[Source records]
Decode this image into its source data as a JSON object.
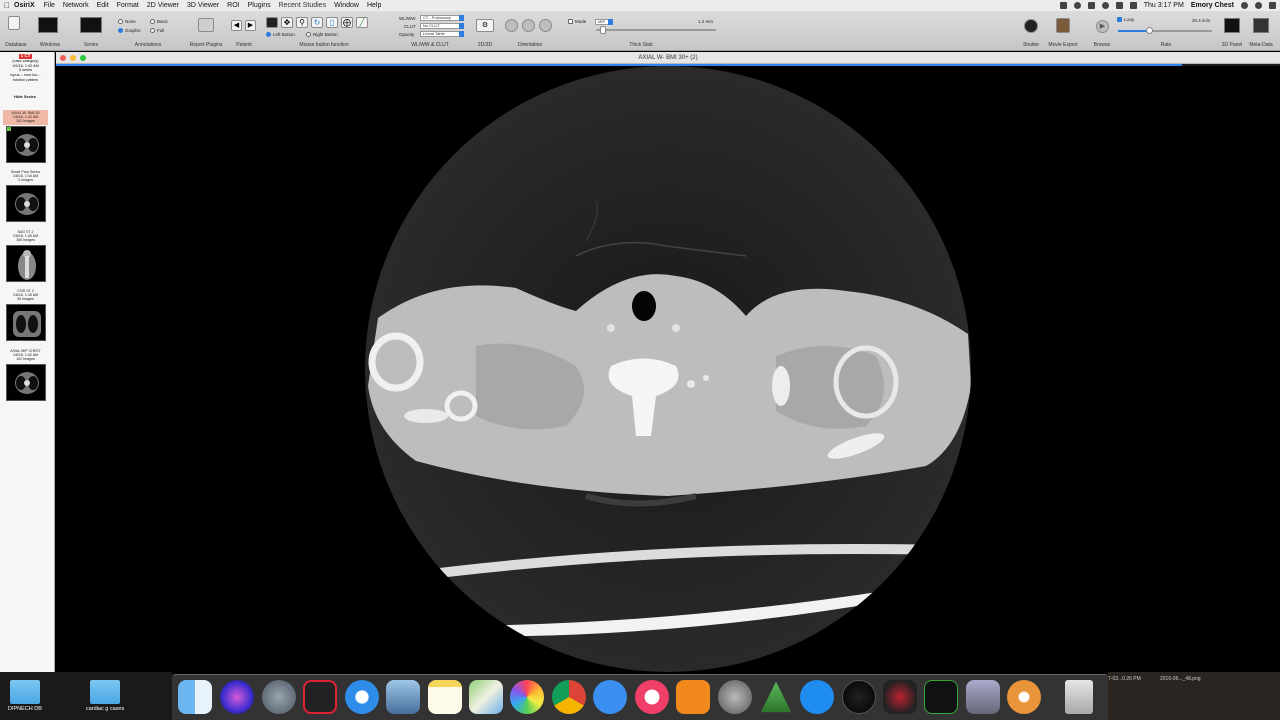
{
  "menubar": {
    "app": "OsiriX",
    "items": [
      "File",
      "Network",
      "Edit",
      "Format",
      "2D Viewer",
      "3D Viewer",
      "ROI",
      "Plugins",
      "Recent Studies",
      "Window",
      "Help"
    ],
    "clock": "Thu 3:17 PM",
    "user": "Emory Chest"
  },
  "toolbar": {
    "labels": {
      "database": "Database",
      "windows": "Windows",
      "series": "Series",
      "annotations": "Annotations",
      "report_plugins": "Report Plugins",
      "patient": "Patient",
      "mouse": "Mouse button function",
      "wlww": "WL/WW & CLUT",
      "twod_3d": "2D/3D",
      "orientation": "Orientation",
      "thick_slab": "Thick Slab",
      "shutter": "Shutter",
      "movie_export": "Movie Export",
      "browse": "Browse",
      "rate": "Rate",
      "threed_panel": "3D Panel",
      "meta_data": "Meta-Data"
    },
    "annotation_options": [
      "None",
      "Basic",
      "Graphic",
      "Full"
    ],
    "mouse_options": [
      "Left Button",
      "Right Button"
    ],
    "wl_select_labels": [
      "WL/WW",
      "CLUT",
      "Opacity"
    ],
    "wl_values": [
      "CT - Pulmonary",
      "No CLUT",
      "Linear Table"
    ],
    "thick_value": "1.2 mm",
    "mode_label": "Mode",
    "mode_value": "MIP",
    "loop_label": "Loop",
    "rate_value": "20.4 im/s"
  },
  "sidebar": {
    "header_badge": "1 CT",
    "header_lines": [
      "(case category)",
      "1/6/16, 1:42 AM",
      "5 series",
      "lupus -- nine lun...",
      "traction pattern"
    ],
    "hide_series": "Hide Series",
    "series": [
      {
        "lines": [
          "AXIAL W- BMI 30",
          "1/6/16, 1:42 AM",
          "202 Images"
        ],
        "active": true
      },
      {
        "lines": [
          "Smart Prep Series",
          "1/6/16, 1:44 AM",
          "2 Images"
        ],
        "active": false
      },
      {
        "lines": [
          "SAG ST 2",
          "1/6/16, 1:45 AM",
          "165 Images"
        ],
        "active": false
      },
      {
        "lines": [
          "COR ST 2",
          "1/6/16, 1:45 AM",
          "95 Images"
        ],
        "active": false
      },
      {
        "lines": [
          "AXIAL MIP CHEST",
          "1/6/16, 1:42 AM",
          "102 Images"
        ],
        "active": false
      }
    ]
  },
  "viewer": {
    "title": "AXIAL W- BMI 30+ (2)",
    "slice_progress": 0.92
  },
  "desktop": {
    "files": [
      "DIPNECH DB",
      "cardiac g cases"
    ],
    "right_labels": [
      "7-03...0.26 PM",
      "2016-06..._48.png"
    ]
  },
  "dock": {
    "icons": [
      "finder-icon",
      "siri-icon",
      "launchpad-icon",
      "photo-booth-icon",
      "safari-icon",
      "preview-icon",
      "notes-icon",
      "maps-icon",
      "photos-icon",
      "chrome-icon",
      "messages-icon",
      "itunes-icon",
      "ibooks-icon",
      "system-preferences-icon",
      "pyramid-app-icon",
      "app-store-icon",
      "dashboard-icon",
      "osirix-icon",
      "activity-monitor-icon",
      "image-capture-icon",
      "flower-app-icon",
      "trash-icon"
    ]
  }
}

GIVEN INSTRUCTION = Report back each line of the entries that holds the string "AXIAL".

REPLY =
          "AXIAL W- BMI 30",
          "AXIAL MIP CHEST",
    "title": "AXIAL W- BMI 30+ (2)",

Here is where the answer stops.